Quote the records that follow in full, leaving the pictures out.

[Start of DATA]

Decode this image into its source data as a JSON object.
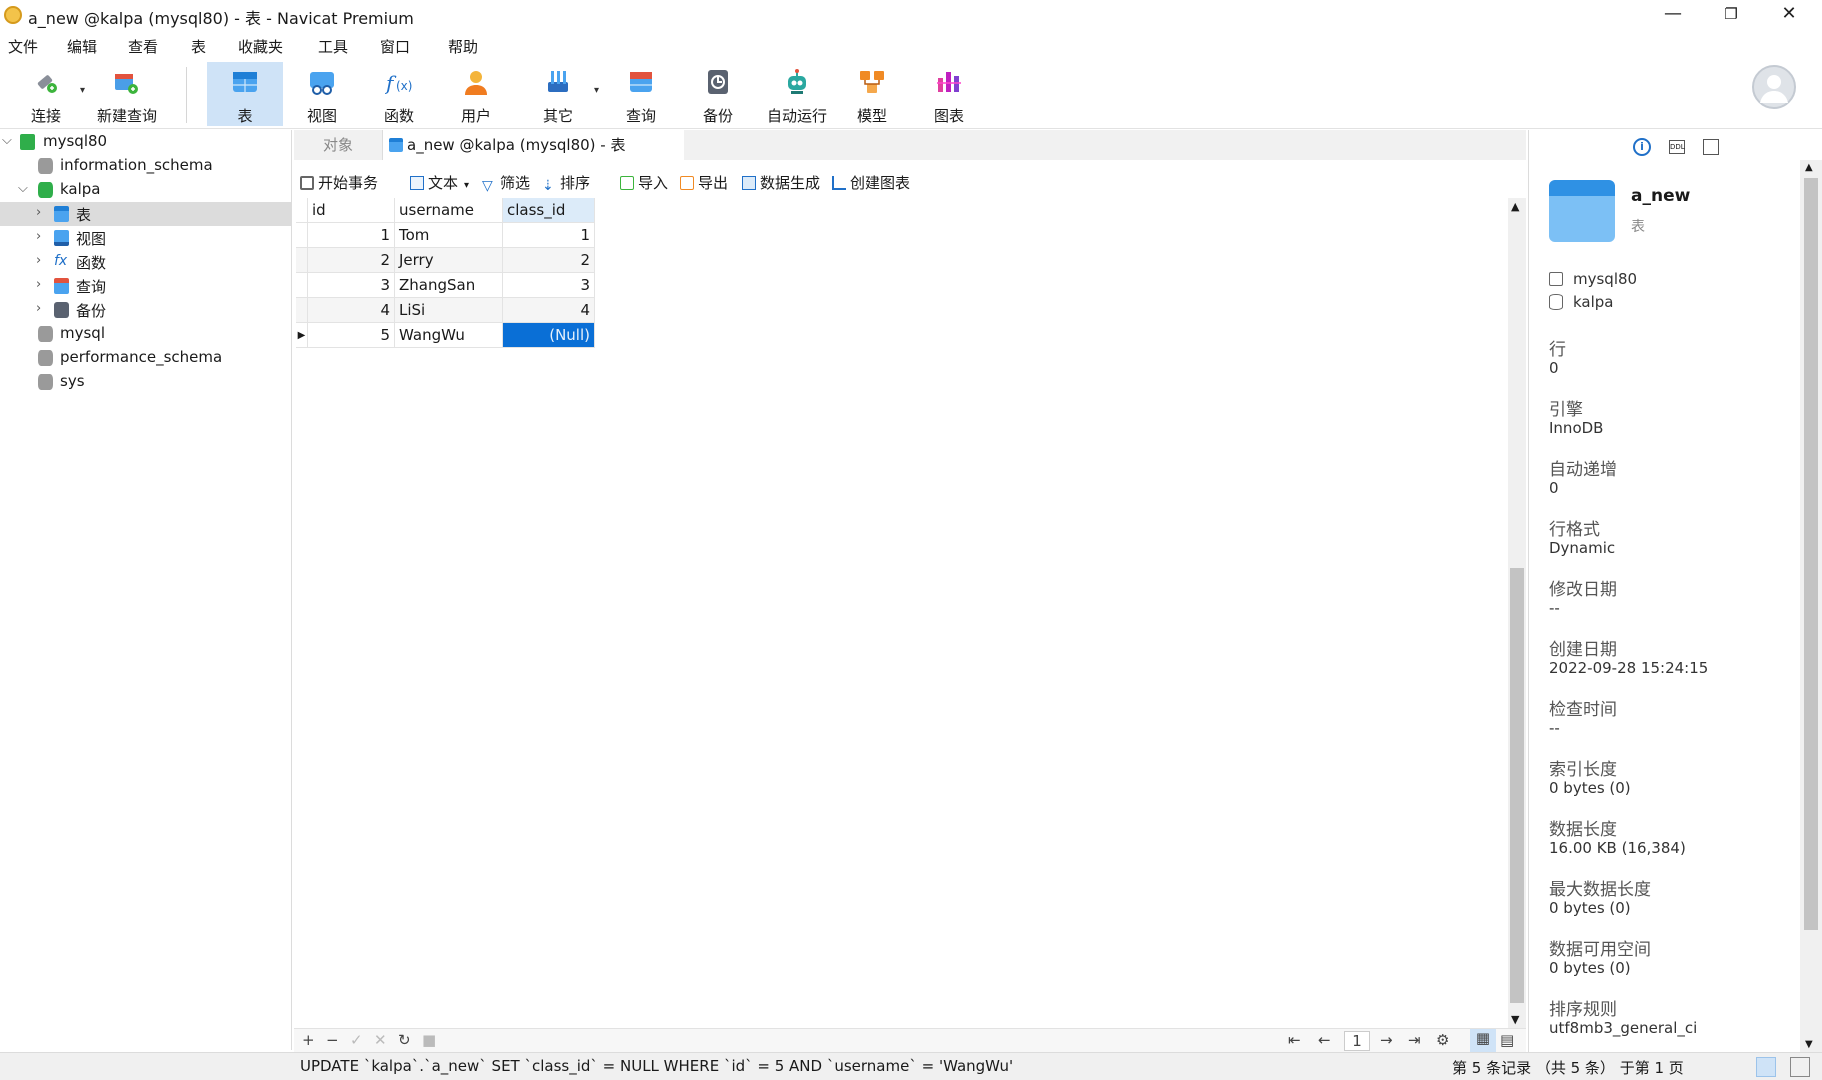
{
  "window": {
    "title": "a_new @kalpa (mysql80) - 表 - Navicat Premium"
  },
  "menu": [
    "文件",
    "编辑",
    "查看",
    "表",
    "收藏夹",
    "工具",
    "窗口",
    "帮助"
  ],
  "toolbar": {
    "connect": "连接",
    "new_query": "新建查询",
    "table": "表",
    "view": "视图",
    "function": "函数",
    "user": "用户",
    "other": "其它",
    "query": "查询",
    "backup": "备份",
    "auto_run": "自动运行",
    "model": "模型",
    "chart": "图表"
  },
  "tree": {
    "connection": "mysql80",
    "dbs": [
      "information_schema",
      "kalpa",
      "mysql",
      "performance_schema",
      "sys"
    ],
    "kalpa_children": [
      "表",
      "视图",
      "函数",
      "查询",
      "备份"
    ]
  },
  "tabs": {
    "objects": "对象",
    "active": "a_new @kalpa (mysql80) - 表"
  },
  "datatools": {
    "begin_tx": "开始事务",
    "text": "文本",
    "filter": "筛选",
    "sort": "排序",
    "import": "导入",
    "export": "导出",
    "data_gen": "数据生成",
    "create_chart": "创建图表"
  },
  "grid": {
    "columns": [
      "id",
      "username",
      "class_id"
    ],
    "rows": [
      [
        "1",
        "Tom",
        "1"
      ],
      [
        "2",
        "Jerry",
        "2"
      ],
      [
        "3",
        "ZhangSan",
        "3"
      ],
      [
        "4",
        "LiSi",
        "4"
      ],
      [
        "5",
        "WangWu",
        "(Null)"
      ]
    ]
  },
  "pager": {
    "page": "1"
  },
  "status": {
    "sql": "UPDATE `kalpa`.`a_new` SET `class_id` = NULL WHERE `id` = 5 AND `username` = 'WangWu'",
    "records": "第 5 条记录 （共 5 条） 于第 1 页"
  },
  "info": {
    "name": "a_new",
    "type": "表",
    "connection": "mysql80",
    "database": "kalpa",
    "props": [
      {
        "label": "行",
        "value": "0"
      },
      {
        "label": "引擎",
        "value": "InnoDB"
      },
      {
        "label": "自动递增",
        "value": "0"
      },
      {
        "label": "行格式",
        "value": "Dynamic"
      },
      {
        "label": "修改日期",
        "value": "--"
      },
      {
        "label": "创建日期",
        "value": "2022-09-28 15:24:15"
      },
      {
        "label": "检查时间",
        "value": "--"
      },
      {
        "label": "索引长度",
        "value": "0 bytes (0)"
      },
      {
        "label": "数据长度",
        "value": "16.00 KB (16,384)"
      },
      {
        "label": "最大数据长度",
        "value": "0 bytes (0)"
      },
      {
        "label": "数据可用空间",
        "value": "0 bytes (0)"
      },
      {
        "label": "排序规则",
        "value": "utf8mb3_general_ci"
      }
    ]
  },
  "colors": {
    "accent": "#0a6fd6",
    "selected_tool": "#cfe3f7"
  }
}
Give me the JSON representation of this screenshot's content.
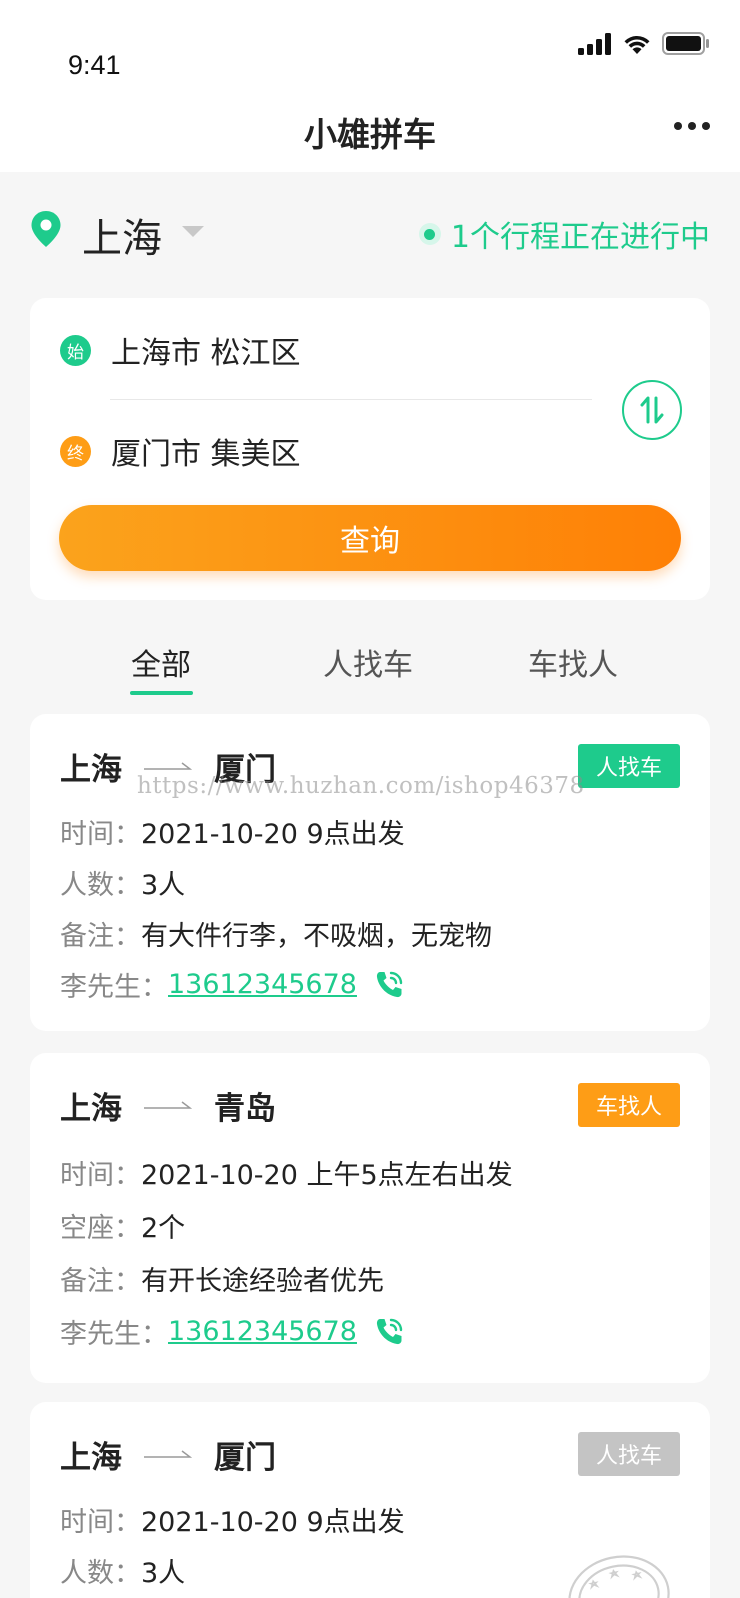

[End of DATA]

ANSWER BELOW:
Decode this image into its source data as a JSON object.
{
  "window": {
    "title": "a_new @kalpa (mysql80) - 表 - Navicat Premium"
  },
  "menu": [
    "文件",
    "编辑",
    "查看",
    "表",
    "收藏夹",
    "工具",
    "窗口",
    "帮助"
  ],
  "toolbar": {
    "connect": "连接",
    "new_query": "新建查询",
    "table": "表",
    "view": "视图",
    "function": "函数",
    "user": "用户",
    "other": "其它",
    "query": "查询",
    "backup": "备份",
    "auto_run": "自动运行",
    "model": "模型",
    "chart": "图表"
  },
  "tree": {
    "connection": "mysql80",
    "dbs": [
      "information_schema",
      "kalpa",
      "mysql",
      "performance_schema",
      "sys"
    ],
    "kalpa_children": [
      "表",
      "视图",
      "函数",
      "查询",
      "备份"
    ]
  },
  "tabs": {
    "objects": "对象",
    "active": "a_new @kalpa (mysql80) - 表"
  },
  "datatools": {
    "begin_tx": "开始事务",
    "text": "文本",
    "filter": "筛选",
    "sort": "排序",
    "import": "导入",
    "export": "导出",
    "data_gen": "数据生成",
    "create_chart": "创建图表"
  },
  "grid": {
    "columns": [
      "id",
      "username",
      "class_id"
    ],
    "rows": [
      [
        "1",
        "Tom",
        "1"
      ],
      [
        "2",
        "Jerry",
        "2"
      ],
      [
        "3",
        "ZhangSan",
        "3"
      ],
      [
        "4",
        "LiSi",
        "4"
      ],
      [
        "5",
        "WangWu",
        "(Null)"
      ]
    ]
  },
  "pager": {
    "page": "1"
  },
  "status": {
    "sql": "UPDATE `kalpa`.`a_new` SET `class_id` = NULL WHERE `id` = 5 AND `username` = 'WangWu'",
    "records": "第 5 条记录 （共 5 条） 于第 1 页"
  },
  "info": {
    "name": "a_new",
    "type": "表",
    "connection": "mysql80",
    "database": "kalpa",
    "props": [
      {
        "label": "行",
        "value": "0"
      },
      {
        "label": "引擎",
        "value": "InnoDB"
      },
      {
        "label": "自动递增",
        "value": "0"
      },
      {
        "label": "行格式",
        "value": "Dynamic"
      },
      {
        "label": "修改日期",
        "value": "--"
      },
      {
        "label": "创建日期",
        "value": "2022-09-28 15:24:15"
      },
      {
        "label": "检查时间",
        "value": "--"
      },
      {
        "label": "索引长度",
        "value": "0 bytes (0)"
      },
      {
        "label": "数据长度",
        "value": "16.00 KB (16,384)"
      },
      {
        "label": "最大数据长度",
        "value": "0 bytes (0)"
      },
      {
        "label": "数据可用空间",
        "value": "0 bytes (0)"
      },
      {
        "label": "排序规则",
        "value": "utf8mb3_general_ci"
      }
    ]
  },
  "colors": {
    "accent": "#0a6fd6",
    "selected_tool": "#cfe3f7"
  }
}
Give me the JSON representation of this screenshot's content.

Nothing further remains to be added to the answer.